JOB :: Arrange the lines below as a numbered list, omitting blank lines and excluding the pictures from your answer.

RECORDED INFORMATION ::
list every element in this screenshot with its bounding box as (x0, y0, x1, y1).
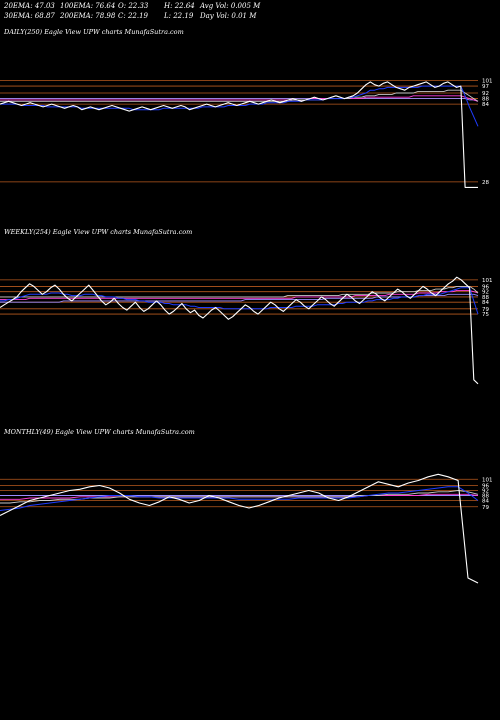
monthly-chart-title: MONTHLY(49) Eagle View UPW charts Munafa… (4, 428, 195, 436)
stat-100ema: 100EMA: 76.64 (60, 2, 116, 10)
monthly-chart-panel: MONTHLY(49) Eagle View UPW charts Munafa… (0, 428, 500, 628)
stat-day-volume: Day Vol: 0.01 M (200, 12, 257, 20)
series-line-ema-long (0, 293, 479, 303)
stat-high: H: 22.64 (164, 2, 195, 10)
level-label: 97 (482, 84, 489, 90)
series-line-ema-long (0, 98, 479, 102)
series-line-ema-fast (0, 287, 479, 315)
stat-low: L: 22.19 (164, 12, 194, 20)
series-line-ema-mid (0, 285, 479, 298)
series-line-price (0, 473, 479, 584)
level-label: 101 (482, 477, 493, 483)
stat-open: O: 22.33 (118, 2, 149, 10)
level-label: 92 (482, 290, 489, 296)
level-label: 75 (482, 312, 489, 318)
series-line-ema-mid (0, 89, 479, 102)
daily-chart-title: DAILY(250) Eagle View UPW charts MunafaS… (4, 28, 184, 36)
stat-30ema: 30EMA: 68.87 (4, 12, 55, 20)
level-label: 79 (482, 505, 489, 511)
series-line-ema-slow (0, 95, 479, 102)
stat-200ema: 200EMA: 78.98 (60, 12, 116, 20)
series-line-price (0, 276, 479, 385)
level-label: 84 (482, 300, 489, 306)
level-label: 88 (482, 494, 489, 500)
level-label: 28 (482, 180, 489, 186)
stat-avg-volume: Avg Vol: 0.005 M (200, 2, 261, 10)
level-label: 88 (482, 97, 489, 103)
level-label: 101 (482, 278, 493, 284)
level-label: 88 (482, 295, 489, 301)
level-label: 96 (482, 284, 489, 290)
level-label: 92 (482, 91, 489, 97)
level-label: 101 (482, 79, 493, 85)
stat-20ema: 20EMA: 47.03 (4, 2, 55, 10)
stat-close: C: 22.19 (118, 12, 148, 20)
series-line-ema-slow (0, 289, 479, 301)
level-label: 79 (482, 307, 489, 313)
series-line-price (0, 81, 478, 188)
daily-chart-panel: DAILY(250) Eagle View UPW charts MunafaS… (0, 28, 500, 228)
weekly-chart-title: WEEKLY(254) Eagle View UPW charts Munafa… (4, 228, 193, 236)
level-label: 92 (482, 489, 489, 495)
weekly-chart-panel: WEEKLY(254) Eagle View UPW charts Munafa… (0, 228, 500, 428)
level-label: 96 (482, 484, 489, 490)
stats-header: 20EMA: 47.03 100EMA: 76.64 O: 22.33 H: 2… (0, 0, 500, 22)
level-label: 84 (482, 102, 489, 108)
series-line-ema-fast (0, 486, 479, 511)
series-line-ema-fast (0, 85, 479, 127)
level-label: 84 (482, 499, 489, 505)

TASK RESULT ::
1. list every element in this screenshot with its bounding box as (x0, y0, x1, y1).
2. monthly-chart-title: MONTHLY(49) Eagle View UPW charts Munafa… (4, 428, 195, 436)
3. stat-100ema: 100EMA: 76.64 (60, 2, 116, 10)
4. monthly-chart-panel: MONTHLY(49) Eagle View UPW charts Munafa… (0, 428, 500, 628)
5. stat-day-volume: Day Vol: 0.01 M (200, 12, 257, 20)
6. series-line-ema-long (0, 293, 479, 303)
7. stat-high: H: 22.64 (164, 2, 195, 10)
8. level-label: 97 (482, 84, 489, 90)
9. series-line-ema-long (0, 98, 479, 102)
10. series-line-ema-fast (0, 287, 479, 315)
11. stat-low: L: 22.19 (164, 12, 194, 20)
12. series-line-ema-mid (0, 285, 479, 298)
13. series-line-price (0, 473, 479, 584)
14. level-label: 101 (482, 477, 493, 483)
15. stat-open: O: 22.33 (118, 2, 149, 10)
16. level-label: 92 (482, 290, 489, 296)
17. level-label: 75 (482, 312, 489, 318)
18. series-line-ema-mid (0, 89, 479, 102)
19. daily-chart-title: DAILY(250) Eagle View UPW charts MunafaS… (4, 28, 184, 36)
20. stat-30ema: 30EMA: 68.87 (4, 12, 55, 20)
21. level-label: 79 (482, 505, 489, 511)
22. series-line-ema-slow (0, 95, 479, 102)
23. stat-200ema: 200EMA: 78.98 (60, 12, 116, 20)
24. series-line-price (0, 276, 479, 385)
25. level-label: 84 (482, 300, 489, 306)
26. level-label: 88 (482, 494, 489, 500)
27. level-label: 28 (482, 180, 489, 186)
28. stat-avg-volume: Avg Vol: 0.005 M (200, 2, 261, 10)
29. level-label: 88 (482, 97, 489, 103)
30. level-label: 101 (482, 278, 493, 284)
31. level-label: 88 (482, 295, 489, 301)
32. level-label: 96 (482, 284, 489, 290)
33. level-label: 92 (482, 91, 489, 97)
34. level-label: 101 (482, 79, 493, 85)
35. stat-20ema: 20EMA: 47.03 (4, 2, 55, 10)
36. stat-close: C: 22.19 (118, 12, 148, 20)
37. series-line-ema-slow (0, 289, 479, 301)
38. level-label: 79 (482, 307, 489, 313)
39. series-line-price (0, 81, 478, 188)
40. daily-chart-panel: DAILY(250) Eagle View UPW charts MunafaS… (0, 28, 500, 228)
41. weekly-chart-title: WEEKLY(254) Eagle View UPW charts Munafa… (4, 228, 193, 236)
42. level-label: 92 (482, 489, 489, 495)
43. weekly-chart-panel: WEEKLY(254) Eagle View UPW charts Munafa… (0, 228, 500, 428)
44. level-label: 96 (482, 484, 489, 490)
45. stats-header: 20EMA: 47.03 100EMA: 76.64 O: 22.33 H: 2… (0, 0, 500, 22)
46. level-label: 84 (482, 102, 489, 108)
47. series-line-ema-fast (0, 486, 479, 511)
48. series-line-ema-fast (0, 85, 479, 127)
49. level-label: 84 (482, 499, 489, 505)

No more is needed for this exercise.